> _Task_
Print the data exactly, leaving nothing out.
-- BEGIN Given records --
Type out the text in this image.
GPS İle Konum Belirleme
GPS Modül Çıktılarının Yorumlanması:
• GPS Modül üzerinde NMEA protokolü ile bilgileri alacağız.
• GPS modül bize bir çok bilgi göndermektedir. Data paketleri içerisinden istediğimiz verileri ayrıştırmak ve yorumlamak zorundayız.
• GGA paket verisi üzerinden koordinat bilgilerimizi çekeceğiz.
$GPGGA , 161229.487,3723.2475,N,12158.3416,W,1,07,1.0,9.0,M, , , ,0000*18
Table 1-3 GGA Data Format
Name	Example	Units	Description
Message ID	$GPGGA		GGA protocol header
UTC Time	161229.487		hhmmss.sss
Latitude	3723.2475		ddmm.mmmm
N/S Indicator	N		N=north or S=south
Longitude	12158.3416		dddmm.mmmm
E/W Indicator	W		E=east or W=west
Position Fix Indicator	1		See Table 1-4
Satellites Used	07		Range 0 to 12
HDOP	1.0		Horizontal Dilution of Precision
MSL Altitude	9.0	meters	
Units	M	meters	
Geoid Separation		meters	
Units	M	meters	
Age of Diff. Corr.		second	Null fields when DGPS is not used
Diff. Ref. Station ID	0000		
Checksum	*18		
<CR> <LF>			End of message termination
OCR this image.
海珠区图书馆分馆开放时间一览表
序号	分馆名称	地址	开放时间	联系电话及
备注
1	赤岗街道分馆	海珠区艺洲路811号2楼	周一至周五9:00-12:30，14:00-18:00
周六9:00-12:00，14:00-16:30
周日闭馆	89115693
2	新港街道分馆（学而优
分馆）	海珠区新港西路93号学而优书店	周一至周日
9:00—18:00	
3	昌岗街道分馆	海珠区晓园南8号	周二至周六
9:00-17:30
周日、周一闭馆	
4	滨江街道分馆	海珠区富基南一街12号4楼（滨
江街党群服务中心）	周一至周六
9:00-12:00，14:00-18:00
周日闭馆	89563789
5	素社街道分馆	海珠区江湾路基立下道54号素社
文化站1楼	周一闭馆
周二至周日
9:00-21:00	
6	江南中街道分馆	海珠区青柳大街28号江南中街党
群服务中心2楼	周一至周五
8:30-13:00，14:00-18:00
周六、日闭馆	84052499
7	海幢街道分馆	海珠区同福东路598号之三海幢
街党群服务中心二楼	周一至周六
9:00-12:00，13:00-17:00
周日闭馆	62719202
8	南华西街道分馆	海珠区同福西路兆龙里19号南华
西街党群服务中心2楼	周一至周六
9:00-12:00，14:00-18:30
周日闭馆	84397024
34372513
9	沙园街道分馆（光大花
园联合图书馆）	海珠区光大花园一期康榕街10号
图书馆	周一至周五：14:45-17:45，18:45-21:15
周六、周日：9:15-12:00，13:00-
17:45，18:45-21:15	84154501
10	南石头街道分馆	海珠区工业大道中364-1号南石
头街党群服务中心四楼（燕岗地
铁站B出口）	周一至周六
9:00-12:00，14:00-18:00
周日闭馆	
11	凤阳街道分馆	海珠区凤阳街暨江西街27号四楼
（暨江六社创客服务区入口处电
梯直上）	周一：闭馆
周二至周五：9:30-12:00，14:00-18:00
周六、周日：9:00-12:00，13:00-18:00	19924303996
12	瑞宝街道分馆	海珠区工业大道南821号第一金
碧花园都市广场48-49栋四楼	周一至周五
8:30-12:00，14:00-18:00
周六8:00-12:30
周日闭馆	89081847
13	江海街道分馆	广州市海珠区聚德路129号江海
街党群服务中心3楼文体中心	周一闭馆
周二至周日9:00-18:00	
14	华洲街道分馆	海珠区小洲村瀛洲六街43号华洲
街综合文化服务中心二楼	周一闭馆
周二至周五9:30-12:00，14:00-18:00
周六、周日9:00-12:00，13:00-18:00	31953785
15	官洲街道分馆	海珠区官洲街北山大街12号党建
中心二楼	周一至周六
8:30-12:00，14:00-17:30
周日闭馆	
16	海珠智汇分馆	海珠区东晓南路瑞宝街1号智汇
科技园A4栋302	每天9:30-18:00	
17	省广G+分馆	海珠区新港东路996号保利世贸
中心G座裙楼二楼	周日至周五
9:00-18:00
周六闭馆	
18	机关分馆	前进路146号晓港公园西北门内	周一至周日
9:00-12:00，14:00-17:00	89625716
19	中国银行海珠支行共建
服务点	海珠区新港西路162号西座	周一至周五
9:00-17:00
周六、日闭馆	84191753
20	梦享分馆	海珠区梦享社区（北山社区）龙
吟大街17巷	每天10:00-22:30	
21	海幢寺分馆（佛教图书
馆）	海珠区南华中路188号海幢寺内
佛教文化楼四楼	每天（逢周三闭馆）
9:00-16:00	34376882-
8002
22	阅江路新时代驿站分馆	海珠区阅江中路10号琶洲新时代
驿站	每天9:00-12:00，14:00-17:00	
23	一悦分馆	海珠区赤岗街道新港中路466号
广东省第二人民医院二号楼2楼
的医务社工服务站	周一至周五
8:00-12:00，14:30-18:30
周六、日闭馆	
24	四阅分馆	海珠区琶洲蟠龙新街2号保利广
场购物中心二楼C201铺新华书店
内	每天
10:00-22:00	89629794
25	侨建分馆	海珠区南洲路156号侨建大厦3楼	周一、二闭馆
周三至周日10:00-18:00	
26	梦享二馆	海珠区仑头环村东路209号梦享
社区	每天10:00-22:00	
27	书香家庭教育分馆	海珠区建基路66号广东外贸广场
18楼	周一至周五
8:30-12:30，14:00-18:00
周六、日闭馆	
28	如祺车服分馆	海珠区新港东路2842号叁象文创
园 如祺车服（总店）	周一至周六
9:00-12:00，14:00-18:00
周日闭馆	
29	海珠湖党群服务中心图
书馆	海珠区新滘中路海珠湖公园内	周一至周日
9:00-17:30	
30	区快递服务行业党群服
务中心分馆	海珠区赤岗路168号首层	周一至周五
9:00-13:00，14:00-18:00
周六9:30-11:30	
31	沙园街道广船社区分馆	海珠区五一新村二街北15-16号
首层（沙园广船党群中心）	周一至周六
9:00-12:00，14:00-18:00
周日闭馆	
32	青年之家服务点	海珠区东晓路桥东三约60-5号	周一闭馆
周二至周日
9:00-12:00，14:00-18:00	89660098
-- END Given records --
> _Finished task_
Type out the text in this image.
GPS İle Konum Belirleme
GPS Modül Çıktılarının Yorumlanması:
• GPS Modül üzerinde NMEA protokolü ile bilgileri alacağız.
• GPS modül bize bir çok bilgi göndermektedir. Data paketleri içerisinden istediğimiz verileri ayrıştırmak ve yorumlamak zorundayız.
• GGA paket verisi üzerinden koordinat bilgilerimizi çekeceğiz.
$GPGGA , 161229.487,3723.2475,N,12158.3416,W,1,07,1.0,9.0,M, , , ,0000*18
Table 1-3 GGA Data Format
Name	Example	Units	Description
Message ID	$GPGGA		GGA protocol header
UTC Time	161229.487		hhmmss.sss
Latitude	3723.2475		ddmm.mmmm
N/S Indicator	N		N=north or S=south
Longitude	12158.3416		dddmm.mmmm
E/W Indicator	W		E=east or W=west
Position Fix Indicator	1		See Table 1-4
Satellites Used	07		Range 0 to 12
HDOP	1.0		Horizontal Dilution of Precision
MSL Altitude	9.0	meters	
Units	M	meters	
Geoid Separation		meters	
Units	M	meters	
Age of Diff. Corr.		second	Null fields when DGPS is not used
Diff. Ref. Station ID	0000		
Checksum	*18		
<CR> <LF>			End of message termination
OCR this image.
海珠区图书馆分馆开放时间一览表
序号	分馆名称	地址	开放时间	联系电话及
备注
1	赤岗街道分馆	海珠区艺洲路811号2楼	周一至周五9:00-12:30，14:00-18:00
周六9:00-12:00，14:00-16:30
周日闭馆	89115693
2	新港街道分馆（学而优
分馆）	海珠区新港西路93号学而优书店	周一至周日
9:00—18:00	
3	昌岗街道分馆	海珠区晓园南8号	周二至周六
9:00-17:30
周日、周一闭馆	
4	滨江街道分馆	海珠区富基南一街12号4楼（滨
江街党群服务中心）	周一至周六
9:00-12:00，14:00-18:00
周日闭馆	89563789
5	素社街道分馆	海珠区江湾路基立下道54号素社
文化站1楼	周一闭馆
周二至周日
9:00-21:00	
6	江南中街道分馆	海珠区青柳大街28号江南中街党
群服务中心2楼	周一至周五
8:30-13:00，14:00-18:00
周六、日闭馆	84052499
7	海幢街道分馆	海珠区同福东路598号之三海幢
街党群服务中心二楼	周一至周六
9:00-12:00，13:00-17:00
周日闭馆	62719202
8	南华西街道分馆	海珠区同福西路兆龙里19号南华
西街党群服务中心2楼	周一至周六
9:00-12:00，14:00-18:30
周日闭馆	84397024
34372513
9	沙园街道分馆（光大花
园联合图书馆）	海珠区光大花园一期康榕街10号
图书馆	周一至周五：14:45-17:45，18:45-21:15
周六、周日：9:15-12:00，13:00-
17:45，18:45-21:15	84154501
10	南石头街道分馆	海珠区工业大道中364-1号南石
头街党群服务中心四楼（燕岗地
铁站B出口）	周一至周六
9:00-12:00，14:00-18:00
周日闭馆	
11	凤阳街道分馆	海珠区凤阳街暨江西街27号四楼
（暨江六社创客服务区入口处电
梯直上）	周一：闭馆
周二至周五：9:30-12:00，14:00-18:00
周六、周日：9:00-12:00，13:00-18:00	19924303996
12	瑞宝街道分馆	海珠区工业大道南821号第一金
碧花园都市广场48-49栋四楼	周一至周五
8:30-12:00，14:00-18:00
周六8:00-12:30
周日闭馆	89081847
13	江海街道分馆	广州市海珠区聚德路129号江海
街党群服务中心3楼文体中心	周一闭馆
周二至周日9:00-18:00	
14	华洲街道分馆	海珠区小洲村瀛洲六街43号华洲
街综合文化服务中心二楼	周一闭馆
周二至周五9:30-12:00，14:00-18:00
周六、周日9:00-12:00，13:00-18:00	31953785
15	官洲街道分馆	海珠区官洲街北山大街12号党建
中心二楼	周一至周六
8:30-12:00，14:00-17:30
周日闭馆	
16	海珠智汇分馆	海珠区东晓南路瑞宝街1号智汇
科技园A4栋302	每天9:30-18:00	
17	省广G+分馆	海珠区新港东路996号保利世贸
中心G座裙楼二楼	周日至周五
9:00-18:00
周六闭馆	
18	机关分馆	前进路146号晓港公园西北门内	周一至周日
9:00-12:00，14:00-17:00	89625716
19	中国银行海珠支行共建
服务点	海珠区新港西路162号西座	周一至周五
9:00-17:00
周六、日闭馆	84191753
20	梦享分馆	海珠区梦享社区（北山社区）龙
吟大街17巷	每天10:00-22:30	
21	海幢寺分馆（佛教图书
馆）	海珠区南华中路188号海幢寺内
佛教文化楼四楼	每天（逢周三闭馆）
9:00-16:00	34376882-
8002
22	阅江路新时代驿站分馆	海珠区阅江中路10号琶洲新时代
驿站	每天9:00-12:00，14:00-17:00	
23	一悦分馆	海珠区赤岗街道新港中路466号
广东省第二人民医院二号楼2楼
的医务社工服务站	周一至周五
8:00-12:00，14:30-18:30
周六、日闭馆	
24	四阅分馆	海珠区琶洲蟠龙新街2号保利广
场购物中心二楼C201铺新华书店
内	每天
10:00-22:00	89629794
25	侨建分馆	海珠区南洲路156号侨建大厦3楼	周一、二闭馆
周三至周日10:00-18:00	
26	梦享二馆	海珠区仑头环村东路209号梦享
社区	每天10:00-22:00	
27	书香家庭教育分馆	海珠区建基路66号广东外贸广场
18楼	周一至周五
8:30-12:30，14:00-18:00
周六、日闭馆	
28	如祺车服分馆	海珠区新港东路2842号叁象文创
园 如祺车服（总店）	周一至周六
9:00-12:00，14:00-18:00
周日闭馆	
29	海珠湖党群服务中心图
书馆	海珠区新滘中路海珠湖公园内	周一至周日
9:00-17:30	
30	区快递服务行业党群服
务中心分馆	海珠区赤岗路168号首层	周一至周五
9:00-13:00，14:00-18:00
周六9:30-11:30	
31	沙园街道广船社区分馆	海珠区五一新村二街北15-16号
首层（沙园广船党群中心）	周一至周六
9:00-12:00，14:00-18:00
周日闭馆	
32	青年之家服务点	海珠区东晓路桥东三约60-5号	周一闭馆
周二至周日
9:00-12:00，14:00-18:00	89660098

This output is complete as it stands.